March 11th, 2012 Comments off

The USG Open Source Center translates an interview at al-Sharq al-Awsat with new Yemeni president Abd-Rabbuh Mansour Hadi. He succeeds overthrown dictator Ali Abdallah Saleh

Yemen: President Hadi on Form of Gov’t, Foreign Relations, Fighting Terrorism
Text of interview with Yemeni President Abd-Rabbuh Mansur Hadi by Muhammad Jumayh in Sanaa; date not given: “In his first press interview after his election, Yemeni President Abd-Rabbuh Mansur Hadi tells Al-Sharq al-Awsat: National dialogue is a top priority; I wish to end my political career with an unprecedented accomplishment; we are partners in the war on terror; our relations with Saudi Arabia and the Gulf countries are strategic and historic”
Al-Sharq al-Awsat Online
Wednesday, March 7, 2012 …
Document Type: OSC Translated Text…

On 21 February, millions of Yemenis turned out to vote in the early presidential elections stipulated by the Gulf initiative. Many Yemenis are pinning high hopes on consensual President Abd-Rabbuh Mansur Hadi that he will rescue the country from its current political and economic crises. Those that voted for him perceive him as an embodiment of their aspirations for change and the march to a better future. It seems that the new president is raising the motto of “few words, more action”.

In an interview with Al-Sharq al-Awsat in Sanaa – his first interview with a newspaper since his election – Hadi, whose supporters consider him as an exceptional president in exceptional circumstances, believes that comprehensive national dialogue is the top priority in the second transitional phase that started when the first transitional phase ended with the early presidential elections.

Hadi says that he will not exclude from the national dialogue any of the partisan, political, cultural, and social factions and entities in society from the Al-Mahrah Province until Sa’dah, including the youths. Hadi stresses that it is important to restructure the armed forces and security through a military commission with expertise and assistance from the sisterly and friendly countries. The new Yemeni president believes that the program of action of the coming phase is full of big national tasks whose accomplishment requires intensive efforts from the various sides inside the country and supporting sides outside the country and in all fields.

Regarding Yemeni unity, Hadi says that the unanimous agreement on Resolution 2014 by the Security Council member states that provides for respect for Yemen’s unity, security, and sovereignty is a clear message that the world supports Yemeni unity. He points out that the relationship between him and the prime minister will be governed by the spirit of teamwork. They both – as well as the reconciliation government that he described as a “salvation government” – consider themselves as fedayeen that aspire to end their political careers with an accomplishment in the service of Yemen. He says that the Yemenis will set the system of political governance, the electoral system, and the form of the Yemeni state through a comprehensive national dialogue that is to be held this month.

He affirms that Yemen will proceed with its war on the Al-Qa’ida organization in the country, affirming that this organization includes elements of various nationalities and from different countries and is exploiting the difficult political, security, and economic conditions in the country to expand and attract more elements. Hadi points out that his office is receiving signals that show that the Huthists wish to participate in the national dialogue. He adds that his country’s relations at present and in the future with the Kingdom of Saudi Arabia and the Arab Gulf countries are strategic and exceptional relations. He says that Yemen represents the strategic depth of these countries that are tied to Yemen with bonds of common religion, culture, good neighborliness, and mutual interests. The text of the interview is as follows:

(Jumayh) What are the priorities of Yemeni President Abd-Rabbuh Mansur Hadi in the coming stage?

• _AIM 1_
Reproduce the part of the Yemen article that opens with the words containing "Regarding Yemeni unity, Hadi" and closes with "held this month.".
• _AIM 2_
Give only the number of lines in the listing that contain the string "Take".

• _DATA SUPPLIED_
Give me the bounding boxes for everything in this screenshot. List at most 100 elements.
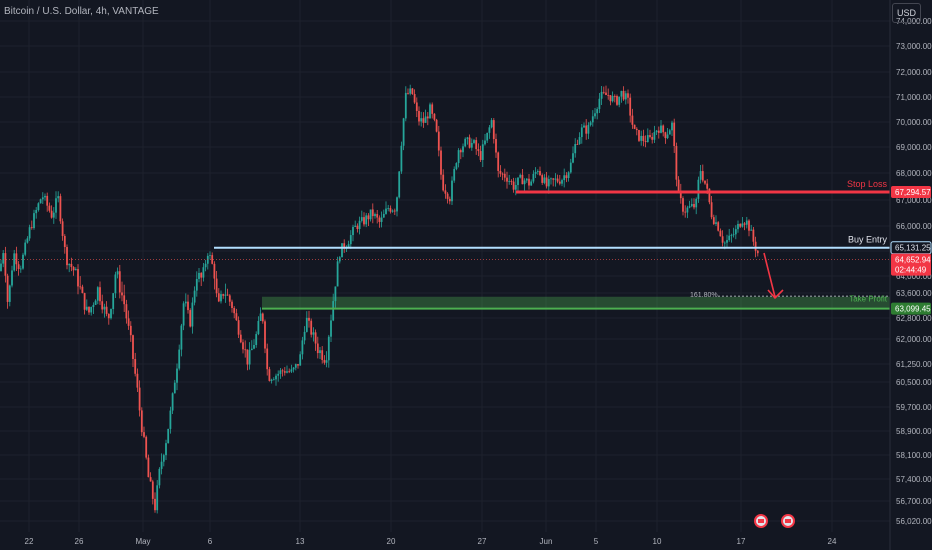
candle-body [415,102,418,111]
candle-body [327,336,330,361]
candle-body [600,91,603,99]
candle-body [662,125,665,133]
candle-body [616,96,618,105]
candle-body [33,213,35,229]
candle-body [635,128,638,131]
candle-body [569,162,572,173]
candle-body [444,190,447,194]
x-tick-label: May [135,537,150,546]
candle-body [114,274,117,294]
candle-body [420,118,423,122]
candle-body [393,210,396,212]
candle-body [338,257,341,262]
candle-body [244,349,247,351]
candle-body [701,171,704,181]
event-marker-flag [785,519,791,523]
candle-body [145,436,148,458]
candle-body [741,223,744,227]
candle-body [310,320,313,335]
candle-body [521,174,524,185]
candle-body [222,294,225,296]
candle-body [602,91,605,93]
candle-body [660,125,662,133]
candle-body [488,127,491,133]
candle-body [514,185,517,190]
candle-body [250,348,253,351]
candle-body [233,308,236,314]
candle-body [123,295,126,305]
y-tick-label: 58,100.00 [896,451,932,460]
y-tick-label: 59,700.00 [896,403,932,412]
candle-body [404,92,407,119]
candle-body [611,95,614,102]
candle-body [391,210,394,212]
y-tick-label: 70,000.00 [896,118,932,127]
candle-body [435,119,438,132]
candle-body [55,198,57,213]
candle-body [655,130,658,133]
candle-body [367,215,370,220]
candle-body [341,243,343,258]
x-tick-label: Jun [540,537,553,546]
candle-body [283,371,286,373]
candle-body [679,190,682,199]
candle-body [464,138,467,147]
candle-body [270,379,273,381]
candle-body [30,227,33,229]
candle-body [349,235,352,245]
candle-body [4,253,7,276]
candle-body [565,175,568,179]
candle-body [314,332,317,344]
candle-body [118,271,121,293]
y-tick-label: 74,000.00 [896,17,932,26]
x-tick-label: 26 [75,537,84,546]
candle-body [215,278,218,294]
candle-body [453,168,456,181]
candle-body [710,202,713,218]
candle-body [451,180,453,202]
candle-body [220,294,222,302]
candle-body [48,205,51,211]
candle-body [11,270,13,286]
candle-body [140,410,143,433]
candle-body [712,217,715,224]
currency-button[interactable]: USD [892,3,921,23]
candle-body [576,143,579,145]
candle-body [525,178,528,181]
candle-body [46,195,49,206]
candle-body [343,243,346,249]
candle-body [651,136,654,140]
x-tick-label: 22 [25,537,34,546]
candle-body [176,368,178,383]
candle-body [39,199,42,204]
candle-body [448,198,451,202]
candle-body [253,344,255,349]
candle-body [77,269,79,287]
candle-body [745,220,748,225]
candle-body [402,118,405,146]
candle-body [470,142,473,148]
stop-loss-label: Stop Loss [847,179,888,189]
candle-body [35,210,38,214]
candle-body [572,153,574,163]
candle-body [189,310,192,327]
take-profit-label: Take Profit [849,295,888,304]
arrow-shaft [763,252,776,298]
candle-body [541,175,544,183]
candle-body [6,275,9,302]
symbol-title: Bitcoin / U.S. Dollar, 4h, VANTAGE [4,6,159,17]
y-tick-label: 69,000.00 [896,143,932,152]
candle-body [360,217,363,221]
candle-body [618,96,621,105]
candle-body [305,317,308,332]
candle-body [457,150,460,164]
candle-body [715,222,717,224]
candle-body [583,125,585,128]
y-tick-label: 72,000.00 [896,68,932,77]
candle-body [624,93,627,100]
current-price-tag [891,253,931,276]
candle-body [94,300,97,305]
candle-body [589,122,592,125]
candle-body [699,171,702,180]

• _FULL SOLUTION 1_
Regarding Yemeni unity, Hadi says that the unanimous agreement on Resolution 2014 by the Security Council member states that provides for respect for Yemen’s unity, security, and sovereignty is a clear message that the world supports Yemeni unity. He points out that the relationship between him and the prime minister will be governed by the spirit of teamwork. They both – as well as the reconciliation government that he described as a “salvation government” – consider themselves as fedayeen that aspire to end their political careers with an accomplishment in the service of Yemen. He says that the Yemenis will set the system of political governance, the electoral system, and the form of the Yemeni state through a comprehensive national dialogue that is to be held this month.

• _FULL SOLUTION 2_
1